*Goal of the exercise*
Emit the entire listing verbatim.

==== Data for processing

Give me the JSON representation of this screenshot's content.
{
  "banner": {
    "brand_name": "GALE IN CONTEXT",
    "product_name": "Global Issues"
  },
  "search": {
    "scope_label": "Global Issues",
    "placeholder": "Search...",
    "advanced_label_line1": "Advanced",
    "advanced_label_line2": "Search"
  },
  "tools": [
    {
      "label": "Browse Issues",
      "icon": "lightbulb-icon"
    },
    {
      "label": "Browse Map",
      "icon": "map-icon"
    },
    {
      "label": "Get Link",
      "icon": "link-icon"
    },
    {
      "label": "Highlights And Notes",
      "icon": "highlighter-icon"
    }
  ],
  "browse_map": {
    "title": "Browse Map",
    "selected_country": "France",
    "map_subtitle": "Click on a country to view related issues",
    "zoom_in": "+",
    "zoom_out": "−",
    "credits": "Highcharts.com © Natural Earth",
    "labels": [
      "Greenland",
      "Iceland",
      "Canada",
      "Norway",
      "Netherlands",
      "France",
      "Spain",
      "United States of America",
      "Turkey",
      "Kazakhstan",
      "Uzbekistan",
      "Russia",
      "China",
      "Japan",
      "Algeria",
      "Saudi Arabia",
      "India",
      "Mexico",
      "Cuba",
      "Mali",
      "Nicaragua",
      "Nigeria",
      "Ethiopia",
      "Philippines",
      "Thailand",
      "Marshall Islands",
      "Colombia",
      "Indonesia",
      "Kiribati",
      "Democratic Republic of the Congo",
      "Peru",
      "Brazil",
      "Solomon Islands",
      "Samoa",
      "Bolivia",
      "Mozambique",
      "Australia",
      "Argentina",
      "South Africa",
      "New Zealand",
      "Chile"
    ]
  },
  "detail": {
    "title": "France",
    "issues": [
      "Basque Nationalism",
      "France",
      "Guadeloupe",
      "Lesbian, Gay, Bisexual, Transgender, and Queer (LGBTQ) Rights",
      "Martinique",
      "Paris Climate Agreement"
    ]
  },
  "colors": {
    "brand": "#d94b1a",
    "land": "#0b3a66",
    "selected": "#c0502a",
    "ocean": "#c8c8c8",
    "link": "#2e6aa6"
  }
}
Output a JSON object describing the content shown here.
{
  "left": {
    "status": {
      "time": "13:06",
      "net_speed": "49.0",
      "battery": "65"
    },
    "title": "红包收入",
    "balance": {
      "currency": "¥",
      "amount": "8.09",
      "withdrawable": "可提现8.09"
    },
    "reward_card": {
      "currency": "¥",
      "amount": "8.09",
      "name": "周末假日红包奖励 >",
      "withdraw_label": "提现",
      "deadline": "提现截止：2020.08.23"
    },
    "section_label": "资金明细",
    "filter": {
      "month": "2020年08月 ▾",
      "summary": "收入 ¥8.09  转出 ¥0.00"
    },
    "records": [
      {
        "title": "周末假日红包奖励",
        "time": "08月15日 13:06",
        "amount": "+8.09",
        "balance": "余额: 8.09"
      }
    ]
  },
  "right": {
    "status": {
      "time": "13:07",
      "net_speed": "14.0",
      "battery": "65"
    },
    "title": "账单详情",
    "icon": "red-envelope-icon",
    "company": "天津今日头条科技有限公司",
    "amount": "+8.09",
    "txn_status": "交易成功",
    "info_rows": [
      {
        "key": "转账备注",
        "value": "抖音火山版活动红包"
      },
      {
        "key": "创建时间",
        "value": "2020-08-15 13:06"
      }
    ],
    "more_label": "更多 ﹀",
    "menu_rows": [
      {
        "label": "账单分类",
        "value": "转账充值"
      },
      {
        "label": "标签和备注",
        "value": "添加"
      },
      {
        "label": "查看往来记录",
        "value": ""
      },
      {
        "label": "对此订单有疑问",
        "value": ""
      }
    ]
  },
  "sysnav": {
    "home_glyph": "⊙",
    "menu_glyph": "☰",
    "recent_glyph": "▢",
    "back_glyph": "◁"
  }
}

========

*Result*
Give me the JSON representation of this screenshot's content.
{
  "banner": {
    "brand_name": "GALE IN CONTEXT",
    "product_name": "Global Issues"
  },
  "search": {
    "scope_label": "Global Issues",
    "placeholder": "Search...",
    "advanced_label_line1": "Advanced",
    "advanced_label_line2": "Search"
  },
  "tools": [
    {
      "label": "Browse Issues",
      "icon": "lightbulb-icon"
    },
    {
      "label": "Browse Map",
      "icon": "map-icon"
    },
    {
      "label": "Get Link",
      "icon": "link-icon"
    },
    {
      "label": "Highlights And Notes",
      "icon": "highlighter-icon"
    }
  ],
  "browse_map": {
    "title": "Browse Map",
    "selected_country": "France",
    "map_subtitle": "Click on a country to view related issues",
    "zoom_in": "+",
    "zoom_out": "−",
    "credits": "Highcharts.com © Natural Earth",
    "labels": [
      "Greenland",
      "Iceland",
      "Canada",
      "Norway",
      "Netherlands",
      "France",
      "Spain",
      "United States of America",
      "Turkey",
      "Kazakhstan",
      "Uzbekistan",
      "Russia",
      "China",
      "Japan",
      "Algeria",
      "Saudi Arabia",
      "India",
      "Mexico",
      "Cuba",
      "Mali",
      "Nicaragua",
      "Nigeria",
      "Ethiopia",
      "Philippines",
      "Thailand",
      "Marshall Islands",
      "Colombia",
      "Indonesia",
      "Kiribati",
      "Democratic Republic of the Congo",
      "Peru",
      "Brazil",
      "Solomon Islands",
      "Samoa",
      "Bolivia",
      "Mozambique",
      "Australia",
      "Argentina",
      "South Africa",
      "New Zealand",
      "Chile"
    ]
  },
  "detail": {
    "title": "France",
    "issues": [
      "Basque Nationalism",
      "France",
      "Guadeloupe",
      "Lesbian, Gay, Bisexual, Transgender, and Queer (LGBTQ) Rights",
      "Martinique",
      "Paris Climate Agreement"
    ]
  },
  "colors": {
    "brand": "#d94b1a",
    "land": "#0b3a66",
    "selected": "#c0502a",
    "ocean": "#c8c8c8",
    "link": "#2e6aa6"
  }
}
Output a JSON object describing the content shown here.
{
  "left": {
    "status": {
      "time": "13:06",
      "net_speed": "49.0",
      "battery": "65"
    },
    "title": "红包收入",
    "balance": {
      "currency": "¥",
      "amount": "8.09",
      "withdrawable": "可提现8.09"
    },
    "reward_card": {
      "currency": "¥",
      "amount": "8.09",
      "name": "周末假日红包奖励 >",
      "withdraw_label": "提现",
      "deadline": "提现截止：2020.08.23"
    },
    "section_label": "资金明细",
    "filter": {
      "month": "2020年08月 ▾",
      "summary": "收入 ¥8.09  转出 ¥0.00"
    },
    "records": [
      {
        "title": "周末假日红包奖励",
        "time": "08月15日 13:06",
        "amount": "+8.09",
        "balance": "余额: 8.09"
      }
    ]
  },
  "right": {
    "status": {
      "time": "13:07",
      "net_speed": "14.0",
      "battery": "65"
    },
    "title": "账单详情",
    "icon": "red-envelope-icon",
    "company": "天津今日头条科技有限公司",
    "amount": "+8.09",
    "txn_status": "交易成功",
    "info_rows": [
      {
        "key": "转账备注",
        "value": "抖音火山版活动红包"
      },
      {
        "key": "创建时间",
        "value": "2020-08-15 13:06"
      }
    ],
    "more_label": "更多 ﹀",
    "menu_rows": [
      {
        "label": "账单分类",
        "value": "转账充值"
      },
      {
        "label": "标签和备注",
        "value": "添加"
      },
      {
        "label": "查看往来记录",
        "value": ""
      },
      {
        "label": "对此订单有疑问",
        "value": ""
      }
    ]
  },
  "sysnav": {
    "home_glyph": "⊙",
    "menu_glyph": "☰",
    "recent_glyph": "▢",
    "back_glyph": "◁"
  }
}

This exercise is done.